Extracted material:
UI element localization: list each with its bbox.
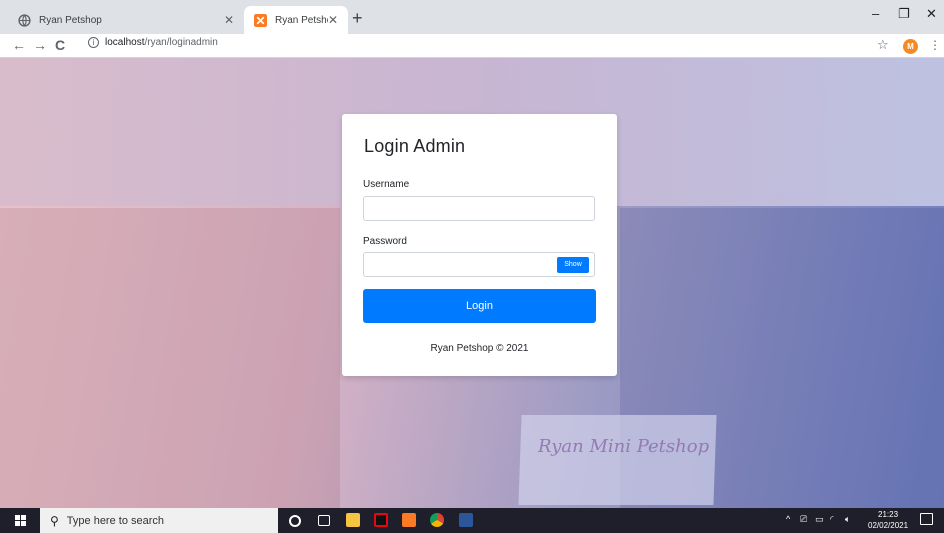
windows-taskbar: ⚲ Type here to search ^ ⎚ ▭ ◜ 🔈︎ 21:23 0… <box>0 508 944 533</box>
restore-icon[interactable]: ❐ <box>898 6 910 22</box>
username-input[interactable] <box>363 196 595 221</box>
battery-icon[interactable]: ▭ <box>815 514 824 525</box>
tab-ryan-petshop-2[interactable]: Ryan Petshop ✕ <box>244 6 348 34</box>
forward-icon[interactable]: → <box>33 37 47 53</box>
background-sign <box>518 415 717 505</box>
chrome-icon[interactable] <box>430 513 444 527</box>
url-path: /ryan/loginadmin <box>144 37 218 48</box>
tab-title: Ryan Petshop <box>275 14 328 26</box>
reload-icon[interactable]: C <box>55 37 65 53</box>
wifi-icon[interactable]: ◜ <box>830 514 834 525</box>
windows-start-icon[interactable] <box>15 515 26 526</box>
xampp-icon[interactable] <box>402 513 416 527</box>
browser-menu-icon[interactable]: ⋮ <box>929 38 941 52</box>
address-bar[interactable]: i localhost/ryan/loginadmin <box>88 37 218 48</box>
login-button[interactable]: Login <box>363 289 596 323</box>
close-window-icon[interactable]: ✕ <box>926 6 937 22</box>
search-icon: ⚲ <box>50 513 59 528</box>
word-icon[interactable] <box>459 513 473 527</box>
clock-time: 21:23 <box>878 510 899 519</box>
password-label: Password <box>363 236 407 247</box>
show-password-button[interactable]: Show <box>557 257 589 273</box>
username-label: Username <box>363 179 410 190</box>
login-footer: Ryan Petshop © 2021 <box>430 343 529 354</box>
tray-app-icon[interactable]: ⎚ <box>800 514 807 525</box>
bookmark-star-icon[interactable]: ☆ <box>877 37 889 53</box>
url-host: localhost <box>105 37 145 48</box>
login-card: Login Admin Username Password Show Login… <box>342 114 617 376</box>
taskbar-search-box[interactable]: ⚲ Type here to search <box>40 508 278 533</box>
minimize-icon[interactable]: – <box>872 6 879 21</box>
new-tab-icon[interactable]: + <box>352 8 363 29</box>
login-title: Login Admin <box>364 136 466 156</box>
close-tab-icon[interactable]: ✕ <box>224 13 234 27</box>
close-tab-icon[interactable]: ✕ <box>328 13 338 27</box>
info-icon[interactable]: i <box>88 37 99 48</box>
clock-date: 02/02/2021 <box>868 521 909 530</box>
task-view-icon[interactable] <box>318 515 330 526</box>
page-background: Ryan Mini Petshop Login Admin Username P… <box>0 58 944 508</box>
tab-ryan-petshop-1[interactable]: Ryan Petshop ✕ <box>8 6 244 34</box>
file-explorer-icon[interactable] <box>346 513 360 527</box>
netflix-icon[interactable] <box>374 513 388 527</box>
profile-avatar[interactable]: M <box>903 39 918 54</box>
globe-icon <box>18 13 31 27</box>
taskbar-clock[interactable]: 21:23 02/02/2021 <box>868 509 908 531</box>
browser-toolbar: ← → C i localhost/ryan/loginadmin ☆ M ⋮ <box>0 34 944 58</box>
tab-title: Ryan Petshop <box>39 14 102 26</box>
volume-icon[interactable]: 🔈︎ <box>845 514 850 525</box>
browser-tab-strip: Ryan Petshop ✕ Ryan Petshop ✕ + – ❐ ✕ <box>0 0 944 34</box>
xampp-icon <box>254 13 267 27</box>
back-icon[interactable]: ← <box>12 37 26 53</box>
notification-center-icon[interactable] <box>920 513 933 525</box>
background-sign-text: Ryan Mini Petshop <box>538 436 710 457</box>
search-placeholder: Type here to search <box>66 514 165 527</box>
cortana-icon[interactable] <box>289 515 301 527</box>
tray-chevron-icon[interactable]: ^ <box>786 514 790 524</box>
background-shop-image <box>0 208 340 508</box>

Work to be completed: Render the listing from the line with "windows-taskbar: ⚲ Type" up to and including the line with "xampp-icon[interactable] <box>402 513" as a JSON list of strings, one string per line, leaving out blank lines.

Solution:
[
  "windows-taskbar: ⚲ Type here to search ^ ⎚ ▭ ◜ 🔈︎ 21:23 0… <box>0 508 944 533</box>",
  "restore-icon[interactable]: ❐ <box>898 6 910 22</box>",
  "username-input[interactable] <box>363 196 595 221</box>",
  "battery-icon[interactable]: ▭ <box>815 514 824 525</box>",
  "tab-ryan-petshop-2[interactable]: Ryan Petshop ✕ <box>244 6 348 34</box>",
  "forward-icon[interactable]: → <box>33 37 47 53</box>",
  "background-sign <box>518 415 717 505</box>",
  "chrome-icon[interactable] <box>430 513 444 527</box>",
  "url-path: /ryan/loginadmin <box>144 37 218 48</box>",
  "tab-title: Ryan Petshop <box>275 14 328 26</box>",
  "reload-icon[interactable]: C <box>55 37 65 53</box>",
  "wifi-icon[interactable]: ◜ <box>830 514 834 525</box>",
  "windows-start-icon[interactable] <box>15 515 26 526</box>",
  "xampp-icon[interactable] <box>402 513 416 527</box>"
]